→ Text section
□ □ □ □ □

- Born: 2 August 1910 Heaton, West Riding of Yorkshire, England
- Died: 3 July 1972 (aged 61) Valletta, Malta
- Occupations: Playwright, screenwriter
- Years active: 1939–1970
- Spouse: Margot Isobel Gough ​(m. 1942)​

= Jack Whittingham =

British playwright and screenwriter (1910–1972)

Jack Whittingham (2 August 1910 – 3 July 1972) was a British playwright and screenwriter.

==Early life==
Whittingham was born in Heaton, West Riding of Yorkshire, England, and educated at Charterhouse between 1924 and 1929. He then went up Lincoln College, Oxford to read law. During the early 1930s he was briefly engaged to the Wrigley heiress, Ada Elizabeth Offield. Between 1932 and 1937, Whittingham worked for a number of newspapers and in 1937 joined Alexander Korda as a contract screenwriter. During the Second World War, he was based on Iceland with an artillery regiment.

==Film career==
Beginning with the film Q Planes in 1938, Whittingham was a prolific screenwriter. Between 1937 and 1948, he wrote 14 screenplays for companies including RKO, Associated British Picture Corporation, British National and Ealing Studios.

===Ealing Studios===
In 1948 he was a contracted screenwriter for Ealing Studios. He wrote the original story and screenplay for Cage of Gold (1950), Pool of London (1951), Hunted (1952), The Divided Heart (1954) and the screenplay for I Believe in You (1954), Mandy (1952) and West of Zanzibar (1954).

===British Lion===
In 1956 he joined British Lion Films where he wrote The Birthday Present (1957).

===Thunderball===

Whittingham collaborated with Ian Fleming and producer Kevin McClory on a screenplay for a James Bond film. However, when Fleming developed cold feet about McClory as producer of this first James Bond screenplay, he novelised the work into his ninth official novel, Thunderball; however, the novel only credited Fleming.

□ □ □ □ □

→ Dataset section
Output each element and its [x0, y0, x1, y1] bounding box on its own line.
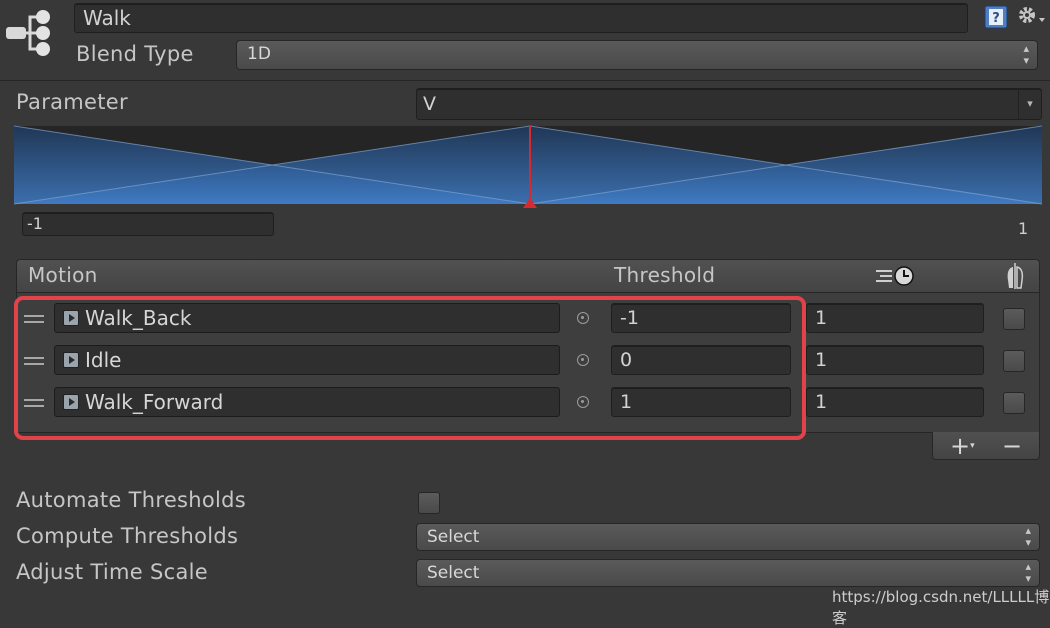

□ □ □ □ □

→ Required tasks
1. Name every film the Jack Whittingham article lists as written by him at Ealing Studios, with its year.
2. Return the passage of the Jack Whittingham article that starts with "British playwright and screenwriter (1910–1972)" and goes on through "an artillery regiment.".
The listing has no connection to the Jack Whittingham article.

→ Full solutions
1.
- Cage of Gold (1950)
- Pool of London (1951)
- Hunted (1952)
- The Divided Heart (1954)
- I Believe in You (1954)
- Mandy (1952)
- West of Zanzibar (1954)

2.
British playwright and screenwriter (1910–1972)

Jack Whittingham (2 August 1910 – 3 July 1972) was a British playwright and screenwriter.

==Early life==
Whittingham was born in Heaton, West Riding of Yorkshire, England, and educated at Charterhouse between 1924 and 1929. He then went up Lincoln College, Oxford to read law. During the early 1930s he was briefly engaged to the Wrigley heiress, Ada Elizabeth Offield. Between 1932 and 1937, Whittingham worked for a number of newspapers and in 1937 joined Alexander Korda as a contract screenwriter. During the Second World War, he was based on Iceland with an artillery regiment.